▸ SET PROBLEM
Write the material out again in full, exactly.

## Start RECORDS SUPPLIED

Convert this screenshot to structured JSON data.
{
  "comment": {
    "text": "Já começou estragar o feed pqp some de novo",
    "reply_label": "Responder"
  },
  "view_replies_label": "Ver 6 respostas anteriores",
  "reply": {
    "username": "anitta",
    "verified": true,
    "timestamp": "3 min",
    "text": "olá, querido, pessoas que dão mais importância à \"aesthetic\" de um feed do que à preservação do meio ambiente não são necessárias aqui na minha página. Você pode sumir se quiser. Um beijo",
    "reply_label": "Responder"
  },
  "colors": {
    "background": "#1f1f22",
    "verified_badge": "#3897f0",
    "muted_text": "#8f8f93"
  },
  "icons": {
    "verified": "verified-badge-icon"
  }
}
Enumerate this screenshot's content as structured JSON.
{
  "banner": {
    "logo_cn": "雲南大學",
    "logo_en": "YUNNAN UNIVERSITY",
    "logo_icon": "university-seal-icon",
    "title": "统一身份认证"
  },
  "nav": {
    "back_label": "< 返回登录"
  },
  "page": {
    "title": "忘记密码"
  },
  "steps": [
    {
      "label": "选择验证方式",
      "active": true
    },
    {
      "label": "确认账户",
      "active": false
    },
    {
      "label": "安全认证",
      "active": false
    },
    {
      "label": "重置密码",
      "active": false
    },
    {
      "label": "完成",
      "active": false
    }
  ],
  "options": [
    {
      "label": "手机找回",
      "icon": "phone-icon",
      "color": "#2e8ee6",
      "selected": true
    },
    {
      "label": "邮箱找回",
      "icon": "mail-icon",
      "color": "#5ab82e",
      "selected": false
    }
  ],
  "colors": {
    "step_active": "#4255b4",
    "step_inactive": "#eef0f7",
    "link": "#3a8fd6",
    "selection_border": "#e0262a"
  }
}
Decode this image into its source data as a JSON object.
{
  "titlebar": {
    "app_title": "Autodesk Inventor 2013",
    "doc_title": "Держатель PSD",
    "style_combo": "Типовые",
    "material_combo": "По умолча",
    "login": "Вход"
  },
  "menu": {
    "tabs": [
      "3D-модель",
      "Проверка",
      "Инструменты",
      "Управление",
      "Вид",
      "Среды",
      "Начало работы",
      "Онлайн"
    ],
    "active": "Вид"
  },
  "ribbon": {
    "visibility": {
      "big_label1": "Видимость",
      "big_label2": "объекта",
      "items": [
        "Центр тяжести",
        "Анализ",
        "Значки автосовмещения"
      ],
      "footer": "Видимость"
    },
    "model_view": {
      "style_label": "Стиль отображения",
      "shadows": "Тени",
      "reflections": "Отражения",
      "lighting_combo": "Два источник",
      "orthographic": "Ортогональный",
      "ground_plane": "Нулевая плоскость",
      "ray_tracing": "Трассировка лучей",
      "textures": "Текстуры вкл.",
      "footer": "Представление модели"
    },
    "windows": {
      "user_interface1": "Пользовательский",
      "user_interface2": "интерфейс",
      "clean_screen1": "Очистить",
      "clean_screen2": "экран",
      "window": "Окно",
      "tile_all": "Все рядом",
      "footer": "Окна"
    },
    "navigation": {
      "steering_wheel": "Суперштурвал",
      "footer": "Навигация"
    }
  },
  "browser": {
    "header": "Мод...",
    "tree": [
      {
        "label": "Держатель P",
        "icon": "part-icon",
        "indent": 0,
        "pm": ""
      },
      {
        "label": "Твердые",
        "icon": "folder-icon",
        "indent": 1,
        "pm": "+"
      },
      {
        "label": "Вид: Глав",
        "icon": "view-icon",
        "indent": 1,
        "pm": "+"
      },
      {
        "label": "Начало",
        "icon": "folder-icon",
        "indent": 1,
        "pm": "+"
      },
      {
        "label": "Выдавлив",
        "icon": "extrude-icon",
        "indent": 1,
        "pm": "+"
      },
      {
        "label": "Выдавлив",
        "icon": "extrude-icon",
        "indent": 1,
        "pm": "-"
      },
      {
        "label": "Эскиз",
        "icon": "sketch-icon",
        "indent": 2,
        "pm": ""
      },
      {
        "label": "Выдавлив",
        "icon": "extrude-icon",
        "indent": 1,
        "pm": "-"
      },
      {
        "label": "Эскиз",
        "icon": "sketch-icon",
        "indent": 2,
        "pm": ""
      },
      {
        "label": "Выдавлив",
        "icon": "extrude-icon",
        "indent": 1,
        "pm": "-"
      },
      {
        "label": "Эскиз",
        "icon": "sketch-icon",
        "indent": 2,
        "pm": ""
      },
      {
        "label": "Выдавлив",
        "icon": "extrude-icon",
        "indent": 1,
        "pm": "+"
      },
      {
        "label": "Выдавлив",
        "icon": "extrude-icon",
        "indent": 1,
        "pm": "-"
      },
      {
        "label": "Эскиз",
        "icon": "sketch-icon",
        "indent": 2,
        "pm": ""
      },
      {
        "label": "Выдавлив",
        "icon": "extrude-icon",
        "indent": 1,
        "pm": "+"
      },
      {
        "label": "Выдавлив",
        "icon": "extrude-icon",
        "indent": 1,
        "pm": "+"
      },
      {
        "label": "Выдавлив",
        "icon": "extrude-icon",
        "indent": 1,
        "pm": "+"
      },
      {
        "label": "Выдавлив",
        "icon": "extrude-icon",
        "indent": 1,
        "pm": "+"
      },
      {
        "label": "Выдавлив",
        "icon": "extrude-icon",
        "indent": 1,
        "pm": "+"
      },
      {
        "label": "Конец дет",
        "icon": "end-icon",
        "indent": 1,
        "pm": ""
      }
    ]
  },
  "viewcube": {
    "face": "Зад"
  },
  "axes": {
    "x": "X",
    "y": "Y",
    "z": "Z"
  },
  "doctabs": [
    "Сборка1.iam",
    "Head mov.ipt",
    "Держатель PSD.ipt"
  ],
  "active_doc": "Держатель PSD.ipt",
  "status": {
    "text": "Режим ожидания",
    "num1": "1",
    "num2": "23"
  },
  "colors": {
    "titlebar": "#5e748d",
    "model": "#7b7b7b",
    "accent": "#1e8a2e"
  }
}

## End RECORDS SUPPLIED

▸ RESULT BELOW
Convert this screenshot to structured JSON data.
{
  "comment": {
    "text": "Já começou estragar o feed pqp some de novo",
    "reply_label": "Responder"
  },
  "view_replies_label": "Ver 6 respostas anteriores",
  "reply": {
    "username": "anitta",
    "verified": true,
    "timestamp": "3 min",
    "text": "olá, querido, pessoas que dão mais importância à \"aesthetic\" de um feed do que à preservação do meio ambiente não são necessárias aqui na minha página. Você pode sumir se quiser. Um beijo",
    "reply_label": "Responder"
  },
  "colors": {
    "background": "#1f1f22",
    "verified_badge": "#3897f0",
    "muted_text": "#8f8f93"
  },
  "icons": {
    "verified": "verified-badge-icon"
  }
}
Enumerate this screenshot's content as structured JSON.
{
  "banner": {
    "logo_cn": "雲南大學",
    "logo_en": "YUNNAN UNIVERSITY",
    "logo_icon": "university-seal-icon",
    "title": "统一身份认证"
  },
  "nav": {
    "back_label": "< 返回登录"
  },
  "page": {
    "title": "忘记密码"
  },
  "steps": [
    {
      "label": "选择验证方式",
      "active": true
    },
    {
      "label": "确认账户",
      "active": false
    },
    {
      "label": "安全认证",
      "active": false
    },
    {
      "label": "重置密码",
      "active": false
    },
    {
      "label": "完成",
      "active": false
    }
  ],
  "options": [
    {
      "label": "手机找回",
      "icon": "phone-icon",
      "color": "#2e8ee6",
      "selected": true
    },
    {
      "label": "邮箱找回",
      "icon": "mail-icon",
      "color": "#5ab82e",
      "selected": false
    }
  ],
  "colors": {
    "step_active": "#4255b4",
    "step_inactive": "#eef0f7",
    "link": "#3a8fd6",
    "selection_border": "#e0262a"
  }
}
Decode this image into its source data as a JSON object.
{
  "titlebar": {
    "app_title": "Autodesk Inventor 2013",
    "doc_title": "Держатель PSD",
    "style_combo": "Типовые",
    "material_combo": "По умолча",
    "login": "Вход"
  },
  "menu": {
    "tabs": [
      "3D-модель",
      "Проверка",
      "Инструменты",
      "Управление",
      "Вид",
      "Среды",
      "Начало работы",
      "Онлайн"
    ],
    "active": "Вид"
  },
  "ribbon": {
    "visibility": {
      "big_label1": "Видимость",
      "big_label2": "объекта",
      "items": [
        "Центр тяжести",
        "Анализ",
        "Значки автосовмещения"
      ],
      "footer": "Видимость"
    },
    "model_view": {
      "style_label": "Стиль отображения",
      "shadows": "Тени",
      "reflections": "Отражения",
      "lighting_combo": "Два источник",
      "orthographic": "Ортогональный",
      "ground_plane": "Нулевая плоскость",
      "ray_tracing": "Трассировка лучей",
      "textures": "Текстуры вкл.",
      "footer": "Представление модели"
    },
    "windows": {
      "user_interface1": "Пользовательский",
      "user_interface2": "интерфейс",
      "clean_screen1": "Очистить",
      "clean_screen2": "экран",
      "window": "Окно",
      "tile_all": "Все рядом",
      "footer": "Окна"
    },
    "navigation": {
      "steering_wheel": "Суперштурвал",
      "footer": "Навигация"
    }
  },
  "browser": {
    "header": "Мод...",
    "tree": [
      {
        "label": "Держатель P",
        "icon": "part-icon",
        "indent": 0,
        "pm": ""
      },
      {
        "label": "Твердые",
        "icon": "folder-icon",
        "indent": 1,
        "pm": "+"
      },
      {
        "label": "Вид: Глав",
        "icon": "view-icon",
        "indent": 1,
        "pm": "+"
      },
      {
        "label": "Начало",
        "icon": "folder-icon",
        "indent": 1,
        "pm": "+"
      },
      {
        "label": "Выдавлив",
        "icon": "extrude-icon",
        "indent": 1,
        "pm": "+"
      },
      {
        "label": "Выдавлив",
        "icon": "extrude-icon",
        "indent": 1,
        "pm": "-"
      },
      {
        "label": "Эскиз",
        "icon": "sketch-icon",
        "indent": 2,
        "pm": ""
      },
      {
        "label": "Выдавлив",
        "icon": "extrude-icon",
        "indent": 1,
        "pm": "-"
      },
      {
        "label": "Эскиз",
        "icon": "sketch-icon",
        "indent": 2,
        "pm": ""
      },
      {
        "label": "Выдавлив",
        "icon": "extrude-icon",
        "indent": 1,
        "pm": "-"
      },
      {
        "label": "Эскиз",
        "icon": "sketch-icon",
        "indent": 2,
        "pm": ""
      },
      {
        "label": "Выдавлив",
        "icon": "extrude-icon",
        "indent": 1,
        "pm": "+"
      },
      {
        "label": "Выдавлив",
        "icon": "extrude-icon",
        "indent": 1,
        "pm": "-"
      },
      {
        "label": "Эскиз",
        "icon": "sketch-icon",
        "indent": 2,
        "pm": ""
      },
      {
        "label": "Выдавлив",
        "icon": "extrude-icon",
        "indent": 1,
        "pm": "+"
      },
      {
        "label": "Выдавлив",
        "icon": "extrude-icon",
        "indent": 1,
        "pm": "+"
      },
      {
        "label": "Выдавлив",
        "icon": "extrude-icon",
        "indent": 1,
        "pm": "+"
      },
      {
        "label": "Выдавлив",
        "icon": "extrude-icon",
        "indent": 1,
        "pm": "+"
      },
      {
        "label": "Выдавлив",
        "icon": "extrude-icon",
        "indent": 1,
        "pm": "+"
      },
      {
        "label": "Конец дет",
        "icon": "end-icon",
        "indent": 1,
        "pm": ""
      }
    ]
  },
  "viewcube": {
    "face": "Зад"
  },
  "axes": {
    "x": "X",
    "y": "Y",
    "z": "Z"
  },
  "doctabs": [
    "Сборка1.iam",
    "Head mov.ipt",
    "Держатель PSD.ipt"
  ],
  "active_doc": "Держатель PSD.ipt",
  "status": {
    "text": "Режим ожидания",
    "num1": "1",
    "num2": "23"
  },
  "colors": {
    "titlebar": "#5e748d",
    "model": "#7b7b7b",
    "accent": "#1e8a2e"
  }
}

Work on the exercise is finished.